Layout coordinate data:
----------------

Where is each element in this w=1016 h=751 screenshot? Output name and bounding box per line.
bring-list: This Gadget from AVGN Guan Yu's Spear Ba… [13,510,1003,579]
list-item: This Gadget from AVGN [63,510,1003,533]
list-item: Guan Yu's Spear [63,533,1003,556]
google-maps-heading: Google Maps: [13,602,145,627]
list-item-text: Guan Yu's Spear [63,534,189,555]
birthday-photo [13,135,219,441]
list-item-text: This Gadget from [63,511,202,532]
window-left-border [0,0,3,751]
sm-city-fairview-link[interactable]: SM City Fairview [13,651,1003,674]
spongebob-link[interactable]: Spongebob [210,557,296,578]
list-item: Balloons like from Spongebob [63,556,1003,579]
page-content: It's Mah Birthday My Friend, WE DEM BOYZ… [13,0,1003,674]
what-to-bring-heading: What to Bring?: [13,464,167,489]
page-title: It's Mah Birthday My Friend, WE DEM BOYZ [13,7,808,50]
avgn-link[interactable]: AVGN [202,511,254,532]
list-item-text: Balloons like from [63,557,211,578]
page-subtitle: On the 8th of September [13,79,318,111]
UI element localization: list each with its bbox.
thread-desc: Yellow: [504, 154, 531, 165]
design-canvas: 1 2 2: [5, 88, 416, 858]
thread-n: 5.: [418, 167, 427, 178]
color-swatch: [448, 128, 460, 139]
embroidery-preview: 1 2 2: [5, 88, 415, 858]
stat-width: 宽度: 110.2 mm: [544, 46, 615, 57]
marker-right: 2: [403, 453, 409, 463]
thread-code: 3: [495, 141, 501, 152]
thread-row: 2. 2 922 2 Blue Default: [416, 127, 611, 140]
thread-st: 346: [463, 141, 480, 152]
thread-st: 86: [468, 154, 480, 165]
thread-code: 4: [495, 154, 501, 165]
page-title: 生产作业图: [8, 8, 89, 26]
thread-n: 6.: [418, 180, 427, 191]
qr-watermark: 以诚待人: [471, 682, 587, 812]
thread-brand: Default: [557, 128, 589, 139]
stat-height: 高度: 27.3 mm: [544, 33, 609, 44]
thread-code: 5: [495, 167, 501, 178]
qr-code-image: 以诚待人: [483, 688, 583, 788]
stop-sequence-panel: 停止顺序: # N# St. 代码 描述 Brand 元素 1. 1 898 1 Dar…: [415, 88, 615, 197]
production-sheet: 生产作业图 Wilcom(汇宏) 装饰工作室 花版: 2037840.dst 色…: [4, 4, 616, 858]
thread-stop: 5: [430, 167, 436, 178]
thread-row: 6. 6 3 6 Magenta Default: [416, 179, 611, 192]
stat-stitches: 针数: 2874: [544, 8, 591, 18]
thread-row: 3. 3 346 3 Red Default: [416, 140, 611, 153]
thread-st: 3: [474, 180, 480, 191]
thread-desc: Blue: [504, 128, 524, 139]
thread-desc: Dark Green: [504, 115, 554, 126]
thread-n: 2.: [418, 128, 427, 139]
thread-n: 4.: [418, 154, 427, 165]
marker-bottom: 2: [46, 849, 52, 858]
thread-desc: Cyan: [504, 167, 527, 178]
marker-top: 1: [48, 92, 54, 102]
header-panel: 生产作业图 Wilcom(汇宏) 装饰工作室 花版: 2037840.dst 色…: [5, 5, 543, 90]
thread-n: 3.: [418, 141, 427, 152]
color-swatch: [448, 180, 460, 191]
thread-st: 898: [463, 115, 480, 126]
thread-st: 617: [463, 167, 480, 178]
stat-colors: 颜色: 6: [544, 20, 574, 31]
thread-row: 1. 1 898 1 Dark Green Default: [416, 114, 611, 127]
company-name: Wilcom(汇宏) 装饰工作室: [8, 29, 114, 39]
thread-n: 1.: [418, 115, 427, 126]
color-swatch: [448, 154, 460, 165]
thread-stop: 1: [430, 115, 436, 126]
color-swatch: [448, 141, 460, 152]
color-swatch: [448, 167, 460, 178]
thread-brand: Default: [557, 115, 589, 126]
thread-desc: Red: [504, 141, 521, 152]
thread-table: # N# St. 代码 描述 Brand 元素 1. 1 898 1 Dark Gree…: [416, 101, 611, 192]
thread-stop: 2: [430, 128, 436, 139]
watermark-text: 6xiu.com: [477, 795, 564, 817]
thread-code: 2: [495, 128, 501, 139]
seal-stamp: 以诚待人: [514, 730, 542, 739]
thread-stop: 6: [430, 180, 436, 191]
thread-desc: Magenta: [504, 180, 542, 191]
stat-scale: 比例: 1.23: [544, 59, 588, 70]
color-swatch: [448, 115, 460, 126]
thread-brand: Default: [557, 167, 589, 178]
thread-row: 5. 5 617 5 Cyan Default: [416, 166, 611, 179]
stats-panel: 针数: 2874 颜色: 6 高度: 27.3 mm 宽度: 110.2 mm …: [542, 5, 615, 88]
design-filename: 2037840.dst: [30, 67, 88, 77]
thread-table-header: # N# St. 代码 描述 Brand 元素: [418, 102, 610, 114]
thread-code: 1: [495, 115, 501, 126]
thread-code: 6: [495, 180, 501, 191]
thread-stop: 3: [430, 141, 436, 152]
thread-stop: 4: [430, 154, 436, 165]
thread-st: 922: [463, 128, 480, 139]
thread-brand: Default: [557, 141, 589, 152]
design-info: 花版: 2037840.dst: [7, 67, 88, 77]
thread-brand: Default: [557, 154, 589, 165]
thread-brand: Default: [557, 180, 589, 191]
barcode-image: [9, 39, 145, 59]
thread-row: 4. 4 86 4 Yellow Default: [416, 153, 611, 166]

----------------

▸ **What to do**
Convert every line of the data above into a Markdown table with two columns, No. and Line. Number the rows in order, and leave out any blank lines.

▸ **Correct answer**
| No. | Line |
|---|---|
| 1 | Where is each element in this w=1016 h=751 screenshot? Output name and bounding box per line. |
| 2 | bring-list: This Gadget from AVGN Guan Yu's Spear Ba… [13,510,1003,579] |
| 3 | list-item: This Gadget from AVGN [63,510,1003,533] |
| 4 | list-item: Guan Yu's Spear [63,533,1003,556] |
| 5 | google-maps-heading: Google Maps: [13,602,145,627] |
| 6 | list-item-text: Guan Yu's Spear [63,534,189,555] |
| 7 | birthday-photo [13,135,219,441] |
| 8 | list-item-text: This Gadget from [63,511,202,532] |
| 9 | window-left-border [0,0,3,751] |
| 10 | sm-city-fairview-link[interactable]: SM City Fairview [13,651,1003,674] |
| 11 | spongebob-link[interactable]: Spongebob [210,557,296,578] |
| 12 | list-item: Balloons like from Spongebob [63,556,1003,579] |
| 13 | page-content: It's Mah Birthday My Friend, WE DEM BOYZ… [13,0,1003,674] |
| 14 | what-to-bring-heading: What to Bring?: [13,464,167,489] |
| 15 | page-title: It's Mah Birthday My Friend, WE DEM BOYZ [13,7,808,50] |
| 16 | avgn-link[interactable]: AVGN [202,511,254,532] |
| 17 | list-item-text: Balloons like from [63,557,211,578] |
| 18 | page-subtitle: On the 8th of September [13,79,318,111] |
| 19 | UI element localization: list each with its bbox. |
| 20 | thread-desc: Yellow: [504, 154, 531, 165] |
| 21 | design-canvas: 1 2 2: [5, 88, 416, 858] |
| 22 | thread-n: 5.: [418, 167, 427, 178] |
| 23 | color-swatch: [448, 128, 460, 139] |
| 24 | embroidery-preview: 1 2 2: [5, 88, 415, 858] |
| 25 | stat-width: 宽度: 110.2 mm: [544, 46, 615, 57] |
| 26 | marker-right: 2: [403, 453, 409, 463] |
| 27 | thread-code: 3: [495, 141, 501, 152] |
| 28 | thread-row: 2. 2 922 2 Blue Default: [416, 127, 611, 140] |
| 29 | thread-st: 346: [463, 141, 480, 152] |
| 30 | thread-st: 86: [468, 154, 480, 165] |
| 31 | thread-code: 4: [495, 154, 501, 165] |
| 32 | page-title: 生产作业图: [8, 8, 89, 26] |
| 33 | thread-n: 6.: [418, 180, 427, 191] |
| 34 | qr-watermark: 以诚待人: [471, 682, 587, 812] |
| 35 | thread-brand: Default: [557, 128, 589, 139] |
| 36 | stat-height: 高度: 27.3 mm: [544, 33, 609, 44] |
| 37 | thread-code: 5: [495, 167, 501, 178] |
| 38 | qr-code-image: 以诚待人: [483, 688, 583, 788] |
| 39 | stop-sequence-panel: 停止顺序: # N# St. 代码 描述 Brand 元素 1. 1 898 1 Dar…: [415, 88, 615, 197] |
| 40 | production-sheet: 生产作业图 Wilcom(汇宏) 装饰工作室 花版: 2037840.dst 色…: [4, 4, 616, 858] |
| 41 | thread-stop: 5: [430, 167, 436, 178] |
| 42 | thread-row: 6. 6 3 6 Magenta Default: [416, 179, 611, 192] |
| 43 | stat-stitches: 针数: 2874: [544, 8, 591, 18] |
| 44 | thread-row: 3. 3 346 3 Red Default: [416, 140, 611, 153] |
| 45 | thread-st: 3: [474, 180, 480, 191] |
| 46 | thread-desc: Blue: [504, 128, 524, 139] |
| 47 | thread-desc: Dark Green: [504, 115, 554, 126] |
| 48 | thread-n: 2.: [418, 128, 427, 139] |
| 49 | thread-n: 4.: [418, 154, 427, 165] |
| 50 | marker-bottom: 2: [46, 849, 52, 858] |
| 51 | thread-desc: Cyan: [504, 167, 527, 178] |
| 52 | marker-top: 1: [48, 92, 54, 102] |
| 53 | header-panel: 生产作业图 Wilcom(汇宏) 装饰工作室 花版: 2037840.dst 色…: [5, 5, 543, 90] |
| 54 | thread-n: 3.: [418, 141, 427, 152] |
| 55 | color-swatch: [448, 180, 460, 191] |
| 56 | thread-st: 898: [463, 115, 480, 126] |
| 57 | thread-st: 617: [463, 167, 480, 178] |
| 58 | stat-colors: 颜色: 6: [544, 20, 574, 31] |
| 59 | thread-row: 1. 1 898 1 Dark Green Default: [416, 114, 611, 127] |
| 60 | company-name: Wilcom(汇宏) 装饰工作室: [8, 29, 114, 39] |
| 61 | thread-n: 1.: [418, 115, 427, 126] |
| 62 | color-swatch: [448, 154, 460, 165] |
| 63 | thread-stop: 1: [430, 115, 436, 126] |
| 64 | color-swatch: [448, 141, 460, 152] |
| 65 | color-swatch: [448, 167, 460, 178] |
| 66 | thread-brand: Default: [557, 115, 589, 126] |
| 67 | thread-desc: Red: [504, 141, 521, 152] |
| 68 | thread-table: # N# St. 代码 描述 Brand 元素 1. 1 898 1 Dark Gree…: [416, 101, 611, 192] |
| 69 | thread-stop: 2: [430, 128, 436, 139] |
| 70 | watermark-text: 6xiu.com: [477, 795, 564, 817] |
| 71 | thread-code: 2: [495, 128, 501, 139] |
| 72 | seal-stamp: 以诚待人: [514, 730, 542, 739] |
| 73 | thread-stop: 6: [430, 180, 436, 191] |
| 74 | thread-desc: Magenta: [504, 180, 542, 191] |
| 75 | stat-scale: 比例: 1.23: [544, 59, 588, 70] |
| 76 | color-swatch: [448, 115, 460, 126] |
| 77 | thread-brand: Default: [557, 167, 589, 178] |
| 78 | thread-row: 5. 5 617 5 Cyan Default: [416, 166, 611, 179] |
| 79 | stats-panel: 针数: 2874 颜色: 6 高度: 27.3 mm 宽度: 110.2 mm …: [542, 5, 615, 88] |
| 80 | design-filename: 2037840.dst: [30, 67, 88, 77] |
| 81 | thread-table-header: # N# St. 代码 描述 Brand 元素: [418, 102, 610, 114] |
| 82 | thread-code: 1: [495, 115, 501, 126] |
| 83 | thread-code: 6: [495, 180, 501, 191] |
| 84 | thread-stop: 3: [430, 141, 436, 152] |
| 85 | thread-stop: 4: [430, 154, 436, 165] |
| 86 | thread-st: 922: [463, 128, 480, 139] |
| 87 | thread-brand: Default: [557, 141, 589, 152] |
| 88 | design-info: 花版: 2037840.dst: [7, 67, 88, 77] |
| 89 | thread-brand: Default: [557, 154, 589, 165] |
| 90 | thread-brand: Default: [557, 180, 589, 191] |
| 91 | barcode-image: [9, 39, 145, 59] |
| 92 | thread-row: 4. 4 86 4 Yellow Default: [416, 153, 611, 166] |